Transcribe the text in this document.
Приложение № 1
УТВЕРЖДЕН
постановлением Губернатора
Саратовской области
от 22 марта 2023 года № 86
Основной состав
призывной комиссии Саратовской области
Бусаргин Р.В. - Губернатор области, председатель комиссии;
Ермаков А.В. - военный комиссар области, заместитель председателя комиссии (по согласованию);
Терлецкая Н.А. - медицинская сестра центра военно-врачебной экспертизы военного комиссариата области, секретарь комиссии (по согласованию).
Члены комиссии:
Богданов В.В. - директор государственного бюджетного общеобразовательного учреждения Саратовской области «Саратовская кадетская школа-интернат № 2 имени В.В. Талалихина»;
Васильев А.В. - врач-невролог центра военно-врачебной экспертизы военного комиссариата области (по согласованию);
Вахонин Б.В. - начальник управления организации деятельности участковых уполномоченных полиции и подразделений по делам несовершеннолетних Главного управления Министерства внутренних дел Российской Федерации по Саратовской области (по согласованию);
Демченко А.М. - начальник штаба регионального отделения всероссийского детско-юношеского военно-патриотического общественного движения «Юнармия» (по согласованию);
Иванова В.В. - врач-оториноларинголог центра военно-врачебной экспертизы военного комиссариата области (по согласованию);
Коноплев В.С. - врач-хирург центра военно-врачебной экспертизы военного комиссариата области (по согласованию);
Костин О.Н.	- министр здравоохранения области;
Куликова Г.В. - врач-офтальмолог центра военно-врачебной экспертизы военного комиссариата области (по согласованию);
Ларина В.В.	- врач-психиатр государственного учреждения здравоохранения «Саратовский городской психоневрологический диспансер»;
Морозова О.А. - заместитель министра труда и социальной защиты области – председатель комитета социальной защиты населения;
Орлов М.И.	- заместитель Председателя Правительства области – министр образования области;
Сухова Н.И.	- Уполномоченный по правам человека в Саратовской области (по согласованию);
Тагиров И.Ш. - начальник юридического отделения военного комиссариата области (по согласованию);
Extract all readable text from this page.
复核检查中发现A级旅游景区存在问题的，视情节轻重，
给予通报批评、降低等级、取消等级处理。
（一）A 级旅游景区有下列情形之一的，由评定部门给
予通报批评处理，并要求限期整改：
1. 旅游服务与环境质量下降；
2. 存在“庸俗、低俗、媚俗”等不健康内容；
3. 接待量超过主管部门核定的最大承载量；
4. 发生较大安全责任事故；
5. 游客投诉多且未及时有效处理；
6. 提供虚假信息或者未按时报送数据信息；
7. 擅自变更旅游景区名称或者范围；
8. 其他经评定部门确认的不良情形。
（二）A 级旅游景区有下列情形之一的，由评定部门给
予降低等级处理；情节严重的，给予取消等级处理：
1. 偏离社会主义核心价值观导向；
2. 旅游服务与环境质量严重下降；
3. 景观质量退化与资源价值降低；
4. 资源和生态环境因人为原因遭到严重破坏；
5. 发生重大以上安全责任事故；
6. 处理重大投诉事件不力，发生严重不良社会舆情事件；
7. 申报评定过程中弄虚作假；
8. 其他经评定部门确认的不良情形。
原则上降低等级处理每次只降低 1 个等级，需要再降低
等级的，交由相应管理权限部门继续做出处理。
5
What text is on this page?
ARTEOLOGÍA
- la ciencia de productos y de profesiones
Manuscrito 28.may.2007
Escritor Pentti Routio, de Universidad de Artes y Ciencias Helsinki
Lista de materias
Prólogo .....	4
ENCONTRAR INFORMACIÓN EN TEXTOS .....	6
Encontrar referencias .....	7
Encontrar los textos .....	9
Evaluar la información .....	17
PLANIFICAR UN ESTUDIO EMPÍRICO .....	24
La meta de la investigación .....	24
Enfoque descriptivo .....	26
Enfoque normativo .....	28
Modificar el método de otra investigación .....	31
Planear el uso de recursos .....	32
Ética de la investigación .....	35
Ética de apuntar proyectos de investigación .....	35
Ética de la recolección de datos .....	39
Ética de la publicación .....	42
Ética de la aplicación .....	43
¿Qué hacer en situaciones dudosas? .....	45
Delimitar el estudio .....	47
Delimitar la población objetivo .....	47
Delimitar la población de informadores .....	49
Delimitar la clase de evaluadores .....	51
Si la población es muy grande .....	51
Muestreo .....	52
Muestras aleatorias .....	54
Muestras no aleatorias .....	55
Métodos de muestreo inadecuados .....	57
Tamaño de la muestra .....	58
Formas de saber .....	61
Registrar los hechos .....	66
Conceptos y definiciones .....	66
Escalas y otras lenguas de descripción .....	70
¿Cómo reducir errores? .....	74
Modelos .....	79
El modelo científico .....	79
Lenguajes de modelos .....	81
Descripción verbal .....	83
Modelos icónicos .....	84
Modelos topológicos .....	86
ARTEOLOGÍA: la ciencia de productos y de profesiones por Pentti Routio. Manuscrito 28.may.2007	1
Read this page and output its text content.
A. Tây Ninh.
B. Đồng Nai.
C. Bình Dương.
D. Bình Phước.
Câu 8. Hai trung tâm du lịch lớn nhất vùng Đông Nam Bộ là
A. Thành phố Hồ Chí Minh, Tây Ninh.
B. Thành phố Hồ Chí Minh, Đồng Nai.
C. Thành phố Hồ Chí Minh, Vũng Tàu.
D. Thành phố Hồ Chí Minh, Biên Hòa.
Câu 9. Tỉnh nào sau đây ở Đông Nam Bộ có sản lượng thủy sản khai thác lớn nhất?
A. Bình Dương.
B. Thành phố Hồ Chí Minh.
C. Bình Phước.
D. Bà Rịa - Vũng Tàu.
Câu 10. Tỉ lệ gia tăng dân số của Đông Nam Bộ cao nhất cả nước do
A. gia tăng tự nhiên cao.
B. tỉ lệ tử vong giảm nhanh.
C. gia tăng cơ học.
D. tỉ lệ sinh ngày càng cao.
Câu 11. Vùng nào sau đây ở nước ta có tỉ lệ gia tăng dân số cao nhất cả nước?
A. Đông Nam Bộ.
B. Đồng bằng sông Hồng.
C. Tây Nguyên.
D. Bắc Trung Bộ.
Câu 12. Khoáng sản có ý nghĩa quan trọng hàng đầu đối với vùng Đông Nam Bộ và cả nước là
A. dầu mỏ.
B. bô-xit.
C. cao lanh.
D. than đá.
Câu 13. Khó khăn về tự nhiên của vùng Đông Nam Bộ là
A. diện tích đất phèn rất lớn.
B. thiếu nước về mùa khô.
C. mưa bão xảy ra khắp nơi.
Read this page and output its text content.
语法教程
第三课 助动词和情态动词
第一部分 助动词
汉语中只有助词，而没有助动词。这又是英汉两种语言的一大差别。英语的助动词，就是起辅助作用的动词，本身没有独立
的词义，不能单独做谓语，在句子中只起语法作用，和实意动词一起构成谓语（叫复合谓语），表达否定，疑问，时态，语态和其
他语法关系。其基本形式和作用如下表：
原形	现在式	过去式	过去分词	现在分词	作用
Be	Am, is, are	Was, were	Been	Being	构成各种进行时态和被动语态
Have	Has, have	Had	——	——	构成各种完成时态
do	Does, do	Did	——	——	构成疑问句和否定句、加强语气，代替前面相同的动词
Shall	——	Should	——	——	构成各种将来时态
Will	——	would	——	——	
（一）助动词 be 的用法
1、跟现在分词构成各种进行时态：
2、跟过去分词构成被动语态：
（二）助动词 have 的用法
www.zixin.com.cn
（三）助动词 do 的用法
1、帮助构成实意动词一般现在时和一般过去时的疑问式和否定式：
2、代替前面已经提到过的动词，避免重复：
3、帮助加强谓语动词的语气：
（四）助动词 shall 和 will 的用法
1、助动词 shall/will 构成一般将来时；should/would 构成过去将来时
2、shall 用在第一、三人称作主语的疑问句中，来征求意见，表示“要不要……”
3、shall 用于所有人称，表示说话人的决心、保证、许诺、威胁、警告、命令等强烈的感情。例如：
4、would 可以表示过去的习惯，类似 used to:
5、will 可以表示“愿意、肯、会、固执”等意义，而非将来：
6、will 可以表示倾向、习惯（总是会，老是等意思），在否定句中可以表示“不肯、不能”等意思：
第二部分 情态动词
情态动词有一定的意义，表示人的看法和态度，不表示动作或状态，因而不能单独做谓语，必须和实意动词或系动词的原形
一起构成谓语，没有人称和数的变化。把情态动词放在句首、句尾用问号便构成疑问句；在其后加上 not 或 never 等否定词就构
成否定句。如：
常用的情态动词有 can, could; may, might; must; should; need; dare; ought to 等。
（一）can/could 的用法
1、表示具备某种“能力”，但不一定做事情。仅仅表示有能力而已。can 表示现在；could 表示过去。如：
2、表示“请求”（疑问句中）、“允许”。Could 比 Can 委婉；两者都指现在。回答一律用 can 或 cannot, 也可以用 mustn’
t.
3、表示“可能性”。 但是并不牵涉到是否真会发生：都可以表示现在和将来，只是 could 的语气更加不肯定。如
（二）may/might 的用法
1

□ □ □ □ □

Reproduce each line from the records that contains the word "might".

常用的情态动词有 can, could; may, might; must; should; need; dare; ought to 等。
（二）may/might 的用法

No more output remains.